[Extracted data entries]
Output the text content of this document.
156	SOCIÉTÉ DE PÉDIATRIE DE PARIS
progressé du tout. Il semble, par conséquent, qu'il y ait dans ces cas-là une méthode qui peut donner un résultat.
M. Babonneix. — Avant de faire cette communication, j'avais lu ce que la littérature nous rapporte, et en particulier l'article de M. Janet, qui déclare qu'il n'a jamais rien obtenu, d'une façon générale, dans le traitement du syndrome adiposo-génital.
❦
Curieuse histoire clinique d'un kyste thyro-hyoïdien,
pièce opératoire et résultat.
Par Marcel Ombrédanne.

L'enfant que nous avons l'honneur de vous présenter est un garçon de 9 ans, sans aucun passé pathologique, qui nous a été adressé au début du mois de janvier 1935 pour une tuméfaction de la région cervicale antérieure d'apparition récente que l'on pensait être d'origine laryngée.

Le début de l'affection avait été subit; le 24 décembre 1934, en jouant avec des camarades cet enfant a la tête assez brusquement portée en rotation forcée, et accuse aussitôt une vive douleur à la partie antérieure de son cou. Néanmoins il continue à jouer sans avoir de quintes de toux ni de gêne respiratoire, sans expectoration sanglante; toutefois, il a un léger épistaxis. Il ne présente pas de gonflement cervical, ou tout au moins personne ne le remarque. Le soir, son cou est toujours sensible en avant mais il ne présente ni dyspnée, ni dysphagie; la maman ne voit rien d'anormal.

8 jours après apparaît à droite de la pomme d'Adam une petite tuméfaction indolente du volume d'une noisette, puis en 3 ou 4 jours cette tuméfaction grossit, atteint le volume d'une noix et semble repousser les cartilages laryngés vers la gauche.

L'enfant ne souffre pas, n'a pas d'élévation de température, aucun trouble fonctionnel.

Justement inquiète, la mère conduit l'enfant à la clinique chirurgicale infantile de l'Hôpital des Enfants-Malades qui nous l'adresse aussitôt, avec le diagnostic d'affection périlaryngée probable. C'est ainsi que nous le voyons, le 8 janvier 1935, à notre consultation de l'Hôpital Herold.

Exercise
Using the listing above, pick out each line that contains the word "antérieure", then copy it.

Task solution
L'enfant que nous avons l'honneur de vous présenter est un garçon de 9 ans, sans aucun passé pathologique, qui nous a été adressé au début du mois de janvier 1935 pour une tuméfaction de la région cervicale antérieure d'apparition récente que l'on pensait être d'origine laryngée.
Le début de l'affection avait été subit; le 24 décembre 1934, en jouant avec des camarades cet enfant a la tête assez brusquement portée en rotation forcée, et accuse aussitôt une vive douleur à la partie antérieure de son cou. Néanmoins il continue à jouer sans avoir de quintes de toux ni de gêne respiratoire, sans expectoration sanglante; toutefois, il a un léger épistaxis. Il ne présente pas de gonflement cervical, ou tout au moins personne ne le remarque. Le soir, son cou est toujours sensible en avant mais il ne présente ni dyspnée, ni dysphagie; la maman ne voit rien d'anormal.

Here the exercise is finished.